EXERCISE AIM:
Word for word, copy all the data and drop the pictures.

[Dataset records]
··········
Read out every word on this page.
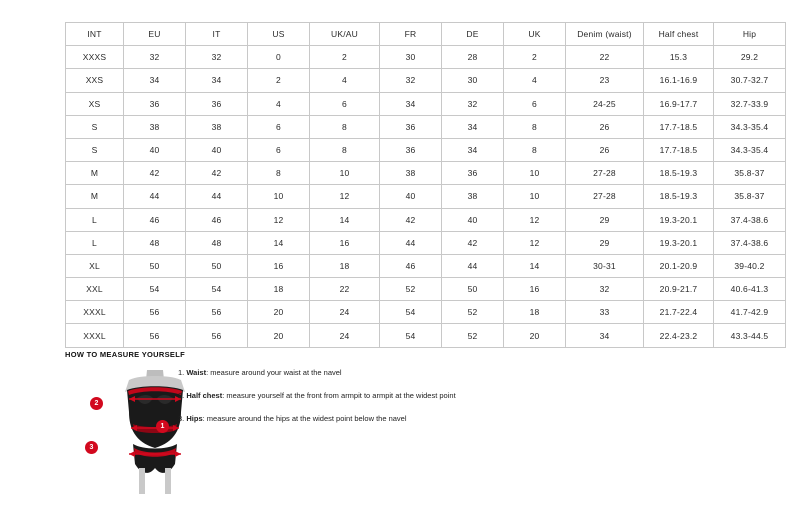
INT	EU	IT	US	UK/AU	FR	DE	UK	Denim (waist)	Half chest	Hip
XXXS	32	32	0	2	30	28	2	22	15.3	29.2
XXS	34	34	2	4	32	30	4	23	16.1-16.9	30.7-32.7
XS	36	36	4	6	34	32	6	24-25	16.9-17.7	32.7-33.9
S	38	38	6	8	36	34	8	26	17.7-18.5	34.3-35.4
S	40	40	6	8	36	34	8	26	17.7-18.5	34.3-35.4
M	42	42	8	10	38	36	10	27-28	18.5-19.3	35.8-37
M	44	44	10	12	40	38	10	27-28	18.5-19.3	35.8-37
L	46	46	12	14	42	40	12	29	19.3-20.1	37.4-38.6
L	48	48	14	16	44	42	12	29	19.3-20.1	37.4-38.6
XL	50	50	16	18	46	44	14	30-31	20.1-20.9	39-40.2
XXL	54	54	18	22	52	50	16	32	20.9-21.7	40.6-41.3
XXXL	56	56	20	24	54	52	18	33	21.7-22.4	41.7-42.9
XXXL	56	56	20	24	54	52	20	34	22.4-23.2	43.3-44.5
HOW TO MEASURE YOURSELF
1
2
3
1. Waist: measure around your waist at the navel
2. Half chest: measure yourself at the front from armpit to armpit at the widest point
3. Hips: measure around the hips at the widest point below the navel
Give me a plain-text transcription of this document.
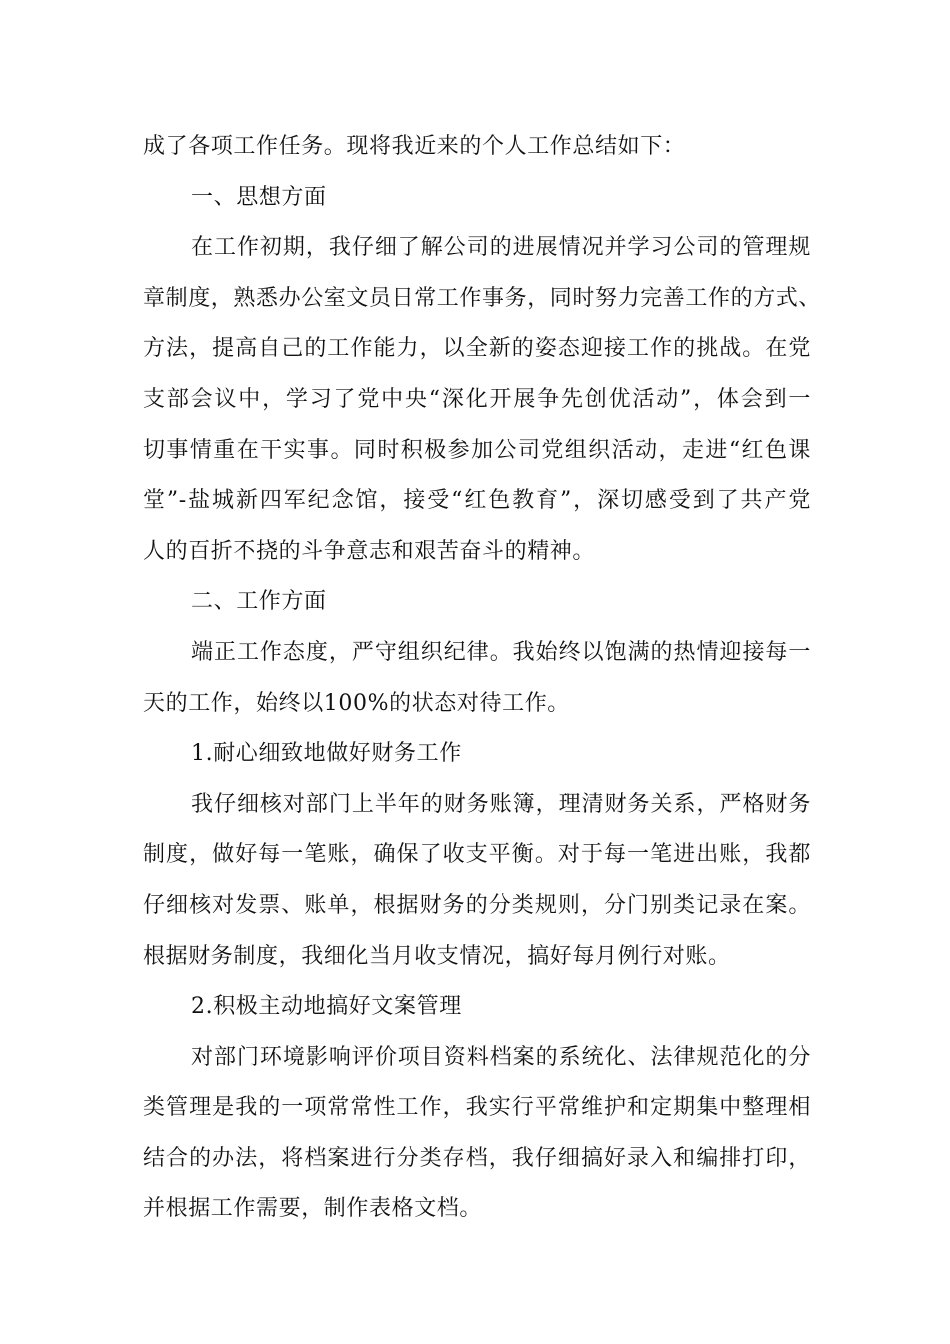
成了各项工作任务。现将我近来的个人工作总结如下：
一、思想方面
在工作初期，我仔细了解公司的进展情况并学习公司的管理规
章制度，熟悉办公室文员日常工作事务，同时努力完善工作的方式、
方法，提高自己的工作能力，以全新的姿态迎接工作的挑战。在党
支部会议中，学习了党中央“深化开展争先创优活动”，体会到一
切事情重在干实事。同时积极参加公司党组织活动，走进“红色课
堂”-盐城新四军纪念馆，接受“红色教育”，深切感受到了共产党
人的百折不挠的斗争意志和艰苦奋斗的精神。
二、工作方面
端正工作态度，严守组织纪律。我始终以饱满的热情迎接每一
天的工作，始终以100%的状态对待工作。
1.耐心细致地做好财务工作
我仔细核对部门上半年的财务账簿，理清财务关系，严格财务
制度，做好每一笔账，确保了收支平衡。对于每一笔进出账，我都
仔细核对发票、账单，根据财务的分类规则，分门别类记录在案。
根据财务制度，我细化当月收支情况，搞好每月例行对账。
2.积极主动地搞好文案管理
对部门环境影响评价项目资料档案的系统化、法律规范化的分
类管理是我的一项常常性工作，我实行平常维护和定期集中整理相
结合的办法，将档案进行分类存档，我仔细搞好录入和编排打印，
并根据工作需要，制作表格文档。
··········
ANSWER TO THIS TASK:
Read out every word on this page.
INT	EU	IT	US	UK/AU	FR	DE	UK	Denim (waist)	Half chest	Hip
XXXS	32	32	0	2	30	28	2	22	15.3	29.2
XXS	34	34	2	4	32	30	4	23	16.1-16.9	30.7-32.7
XS	36	36	4	6	34	32	6	24-25	16.9-17.7	32.7-33.9
S	38	38	6	8	36	34	8	26	17.7-18.5	34.3-35.4
S	40	40	6	8	36	34	8	26	17.7-18.5	34.3-35.4
M	42	42	8	10	38	36	10	27-28	18.5-19.3	35.8-37
M	44	44	10	12	40	38	10	27-28	18.5-19.3	35.8-37
L	46	46	12	14	42	40	12	29	19.3-20.1	37.4-38.6
L	48	48	14	16	44	42	12	29	19.3-20.1	37.4-38.6
XL	50	50	16	18	46	44	14	30-31	20.1-20.9	39-40.2
XXL	54	54	18	22	52	50	16	32	20.9-21.7	40.6-41.3
XXXL	56	56	20	24	54	52	18	33	21.7-22.4	41.7-42.9
XXXL	56	56	20	24	54	52	20	34	22.4-23.2	43.3-44.5
HOW TO MEASURE YOURSELF
1
2
3
1. Waist: measure around your waist at the navel
2. Half chest: measure yourself at the front from armpit to armpit at the widest point
3. Hips: measure around the hips at the widest point below the navel
Give me a plain-text transcription of this document.
成了各项工作任务。现将我近来的个人工作总结如下：
一、思想方面
在工作初期，我仔细了解公司的进展情况并学习公司的管理规
章制度，熟悉办公室文员日常工作事务，同时努力完善工作的方式、
方法，提高自己的工作能力，以全新的姿态迎接工作的挑战。在党
支部会议中，学习了党中央“深化开展争先创优活动”，体会到一
切事情重在干实事。同时积极参加公司党组织活动，走进“红色课
堂”-盐城新四军纪念馆，接受“红色教育”，深切感受到了共产党
人的百折不挠的斗争意志和艰苦奋斗的精神。
二、工作方面
端正工作态度，严守组织纪律。我始终以饱满的热情迎接每一
天的工作，始终以100%的状态对待工作。
1.耐心细致地做好财务工作
我仔细核对部门上半年的财务账簿，理清财务关系，严格财务
制度，做好每一笔账，确保了收支平衡。对于每一笔进出账，我都
仔细核对发票、账单，根据财务的分类规则，分门别类记录在案。
根据财务制度，我细化当月收支情况，搞好每月例行对账。
2.积极主动地搞好文案管理
对部门环境影响评价项目资料档案的系统化、法律规范化的分
类管理是我的一项常常性工作，我实行平常维护和定期集中整理相
结合的办法，将档案进行分类存档，我仔细搞好录入和编排打印，
并根据工作需要，制作表格文档。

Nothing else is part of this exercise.